Written task :: Please copy all the lines that follow, word for word.

══ Dataset content ══

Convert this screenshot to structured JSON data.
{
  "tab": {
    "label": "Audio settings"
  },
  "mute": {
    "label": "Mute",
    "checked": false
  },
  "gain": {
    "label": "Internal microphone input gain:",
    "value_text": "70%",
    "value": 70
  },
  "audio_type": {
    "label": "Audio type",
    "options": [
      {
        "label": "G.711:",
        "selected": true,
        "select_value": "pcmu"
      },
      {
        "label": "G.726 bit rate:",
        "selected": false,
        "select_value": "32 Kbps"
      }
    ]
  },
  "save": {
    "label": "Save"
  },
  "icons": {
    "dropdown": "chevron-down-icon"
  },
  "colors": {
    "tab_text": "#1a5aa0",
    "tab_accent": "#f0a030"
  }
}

═══

Expected output ::
Convert this screenshot to structured JSON data.
{
  "tab": {
    "label": "Audio settings"
  },
  "mute": {
    "label": "Mute",
    "checked": false
  },
  "gain": {
    "label": "Internal microphone input gain:",
    "value_text": "70%",
    "value": 70
  },
  "audio_type": {
    "label": "Audio type",
    "options": [
      {
        "label": "G.711:",
        "selected": true,
        "select_value": "pcmu"
      },
      {
        "label": "G.726 bit rate:",
        "selected": false,
        "select_value": "32 Kbps"
      }
    ]
  },
  "save": {
    "label": "Save"
  },
  "icons": {
    "dropdown": "chevron-down-icon"
  },
  "colors": {
    "tab_text": "#1a5aa0",
    "tab_accent": "#f0a030"
  }
}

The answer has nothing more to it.